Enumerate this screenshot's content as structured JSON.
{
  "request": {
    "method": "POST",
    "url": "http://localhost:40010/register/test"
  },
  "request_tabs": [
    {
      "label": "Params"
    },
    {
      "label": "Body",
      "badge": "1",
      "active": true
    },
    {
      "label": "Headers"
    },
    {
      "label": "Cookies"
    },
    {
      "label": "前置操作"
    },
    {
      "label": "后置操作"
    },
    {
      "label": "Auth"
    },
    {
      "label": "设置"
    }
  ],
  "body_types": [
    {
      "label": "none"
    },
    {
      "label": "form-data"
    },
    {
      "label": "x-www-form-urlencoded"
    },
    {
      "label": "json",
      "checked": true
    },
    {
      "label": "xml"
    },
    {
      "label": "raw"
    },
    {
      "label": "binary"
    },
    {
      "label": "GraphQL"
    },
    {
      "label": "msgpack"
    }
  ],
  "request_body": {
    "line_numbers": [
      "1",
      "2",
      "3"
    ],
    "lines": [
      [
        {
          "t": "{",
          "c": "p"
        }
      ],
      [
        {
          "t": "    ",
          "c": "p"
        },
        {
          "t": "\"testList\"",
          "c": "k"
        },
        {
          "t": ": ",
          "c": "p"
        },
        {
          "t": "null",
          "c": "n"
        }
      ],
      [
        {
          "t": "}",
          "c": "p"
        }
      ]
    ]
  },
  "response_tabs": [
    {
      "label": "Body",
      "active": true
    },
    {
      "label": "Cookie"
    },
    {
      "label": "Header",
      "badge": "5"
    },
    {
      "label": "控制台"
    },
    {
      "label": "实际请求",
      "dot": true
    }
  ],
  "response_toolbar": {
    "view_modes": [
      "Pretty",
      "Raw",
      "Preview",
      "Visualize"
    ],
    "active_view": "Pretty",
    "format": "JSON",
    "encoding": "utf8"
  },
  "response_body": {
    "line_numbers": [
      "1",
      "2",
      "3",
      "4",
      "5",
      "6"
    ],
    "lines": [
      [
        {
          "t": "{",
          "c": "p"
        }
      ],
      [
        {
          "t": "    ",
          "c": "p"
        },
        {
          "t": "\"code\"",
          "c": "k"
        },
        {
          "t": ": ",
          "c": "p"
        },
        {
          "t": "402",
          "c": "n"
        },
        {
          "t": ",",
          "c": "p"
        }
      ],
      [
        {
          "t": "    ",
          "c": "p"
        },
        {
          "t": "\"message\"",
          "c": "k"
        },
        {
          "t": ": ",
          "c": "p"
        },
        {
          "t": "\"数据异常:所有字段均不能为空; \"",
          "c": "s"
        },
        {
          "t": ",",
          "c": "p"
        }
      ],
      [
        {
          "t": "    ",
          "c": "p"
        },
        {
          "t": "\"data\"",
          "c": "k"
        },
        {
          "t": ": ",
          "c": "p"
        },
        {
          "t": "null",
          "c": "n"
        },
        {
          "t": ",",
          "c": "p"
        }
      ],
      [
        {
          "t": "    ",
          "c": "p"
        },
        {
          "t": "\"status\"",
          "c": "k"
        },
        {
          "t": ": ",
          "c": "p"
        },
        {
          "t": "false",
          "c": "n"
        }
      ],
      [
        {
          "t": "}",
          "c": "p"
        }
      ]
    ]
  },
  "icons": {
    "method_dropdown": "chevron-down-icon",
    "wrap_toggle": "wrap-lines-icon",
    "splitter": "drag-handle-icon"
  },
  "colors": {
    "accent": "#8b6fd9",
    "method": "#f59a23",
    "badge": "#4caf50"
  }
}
☆ ☆ ☆ ☆ ☆ ☆ ☆
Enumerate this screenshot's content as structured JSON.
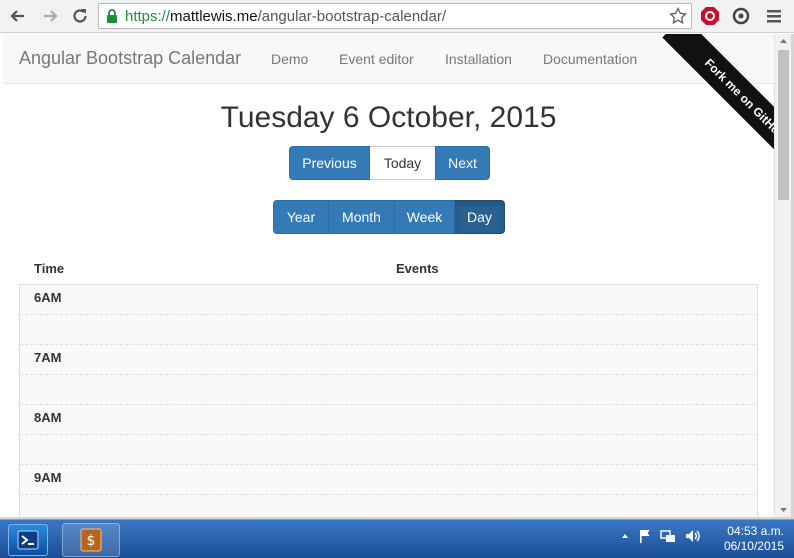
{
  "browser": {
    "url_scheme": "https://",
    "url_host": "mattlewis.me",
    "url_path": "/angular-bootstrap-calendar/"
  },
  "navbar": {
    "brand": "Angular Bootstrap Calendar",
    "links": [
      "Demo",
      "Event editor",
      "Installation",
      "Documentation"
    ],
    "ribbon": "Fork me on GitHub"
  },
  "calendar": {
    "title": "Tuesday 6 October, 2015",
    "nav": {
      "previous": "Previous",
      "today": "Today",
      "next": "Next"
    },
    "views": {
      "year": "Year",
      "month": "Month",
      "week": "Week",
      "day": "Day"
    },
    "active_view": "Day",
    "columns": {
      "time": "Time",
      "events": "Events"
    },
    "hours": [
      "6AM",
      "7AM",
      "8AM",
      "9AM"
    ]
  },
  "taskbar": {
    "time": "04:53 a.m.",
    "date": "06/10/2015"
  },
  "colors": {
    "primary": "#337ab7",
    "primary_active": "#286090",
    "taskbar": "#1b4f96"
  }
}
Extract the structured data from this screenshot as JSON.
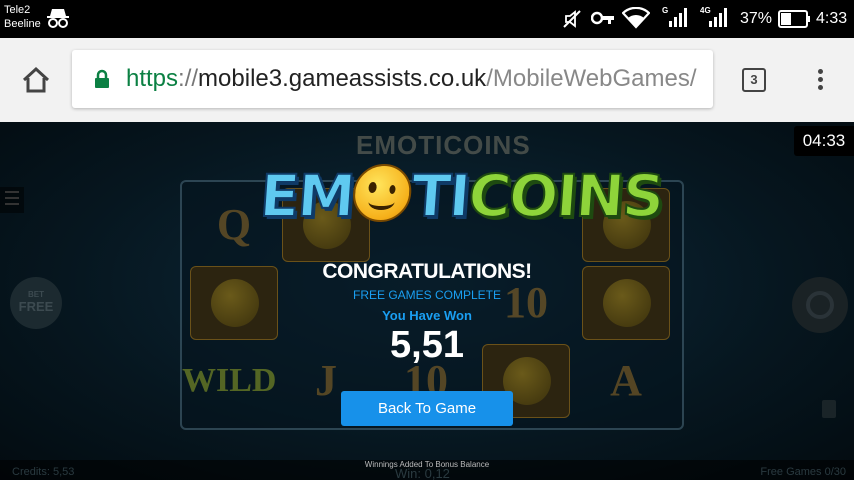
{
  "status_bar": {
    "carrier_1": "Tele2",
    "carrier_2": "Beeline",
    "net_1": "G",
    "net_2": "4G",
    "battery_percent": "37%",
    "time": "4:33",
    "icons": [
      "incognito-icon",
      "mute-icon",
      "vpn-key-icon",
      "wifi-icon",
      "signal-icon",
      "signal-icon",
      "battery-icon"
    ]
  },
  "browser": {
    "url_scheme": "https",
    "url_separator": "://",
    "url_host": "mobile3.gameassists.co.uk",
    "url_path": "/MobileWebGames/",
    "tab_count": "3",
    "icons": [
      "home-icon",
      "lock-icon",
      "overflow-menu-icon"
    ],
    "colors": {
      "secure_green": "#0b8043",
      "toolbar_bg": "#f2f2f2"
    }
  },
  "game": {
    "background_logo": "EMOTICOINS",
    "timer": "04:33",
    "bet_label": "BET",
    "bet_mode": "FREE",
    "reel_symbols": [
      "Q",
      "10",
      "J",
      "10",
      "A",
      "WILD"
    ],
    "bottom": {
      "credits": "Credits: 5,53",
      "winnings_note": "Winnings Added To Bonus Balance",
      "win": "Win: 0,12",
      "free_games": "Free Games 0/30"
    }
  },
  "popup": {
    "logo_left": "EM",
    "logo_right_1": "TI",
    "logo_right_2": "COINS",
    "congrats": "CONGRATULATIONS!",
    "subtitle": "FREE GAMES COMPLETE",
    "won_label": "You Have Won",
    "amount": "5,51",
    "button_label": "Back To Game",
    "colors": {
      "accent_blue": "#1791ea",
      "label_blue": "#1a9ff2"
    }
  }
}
☆ ☆ ☆ ☆ ☆ ☆ ☆
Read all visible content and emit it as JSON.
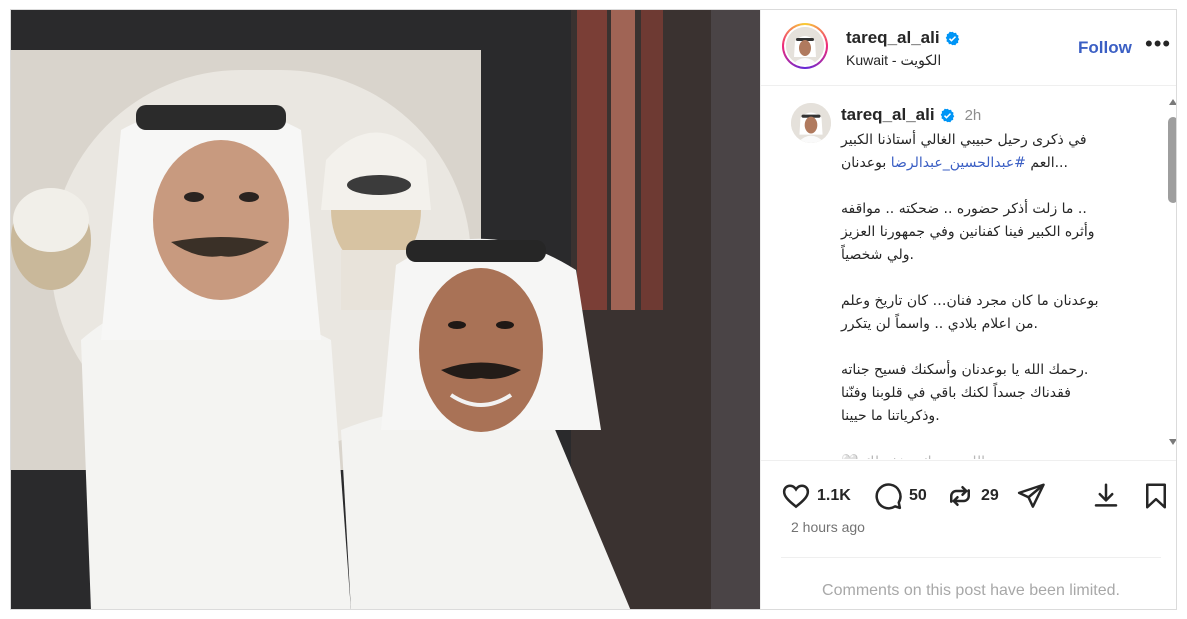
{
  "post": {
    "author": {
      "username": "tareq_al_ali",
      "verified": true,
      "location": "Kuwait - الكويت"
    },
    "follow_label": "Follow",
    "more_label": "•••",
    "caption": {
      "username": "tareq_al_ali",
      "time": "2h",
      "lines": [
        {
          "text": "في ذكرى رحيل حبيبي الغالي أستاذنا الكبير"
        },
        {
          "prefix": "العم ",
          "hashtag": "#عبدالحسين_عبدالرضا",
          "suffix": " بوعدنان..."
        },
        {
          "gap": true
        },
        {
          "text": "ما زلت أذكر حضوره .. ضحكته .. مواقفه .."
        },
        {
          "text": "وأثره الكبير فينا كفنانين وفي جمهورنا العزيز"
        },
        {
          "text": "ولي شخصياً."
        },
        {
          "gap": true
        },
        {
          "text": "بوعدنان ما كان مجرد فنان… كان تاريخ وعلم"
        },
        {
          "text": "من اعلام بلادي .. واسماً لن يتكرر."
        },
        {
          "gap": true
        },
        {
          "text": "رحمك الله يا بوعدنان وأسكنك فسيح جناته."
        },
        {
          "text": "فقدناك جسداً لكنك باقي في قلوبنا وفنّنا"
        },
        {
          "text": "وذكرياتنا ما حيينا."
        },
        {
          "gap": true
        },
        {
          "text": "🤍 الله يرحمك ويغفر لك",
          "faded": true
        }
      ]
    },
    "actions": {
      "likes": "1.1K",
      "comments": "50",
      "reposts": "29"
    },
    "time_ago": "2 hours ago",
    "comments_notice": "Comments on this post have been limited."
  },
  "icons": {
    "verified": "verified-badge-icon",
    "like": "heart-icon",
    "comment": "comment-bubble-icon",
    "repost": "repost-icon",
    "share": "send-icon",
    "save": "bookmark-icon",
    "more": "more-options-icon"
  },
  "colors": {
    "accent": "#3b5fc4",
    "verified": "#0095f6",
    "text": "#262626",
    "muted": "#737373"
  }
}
☆ ☆ ☆ ☆ ☆ ☆ ☆
--- Task description ---
Report only the number of lines in the records that include the word "الله".

--- Result for this exercise ---
2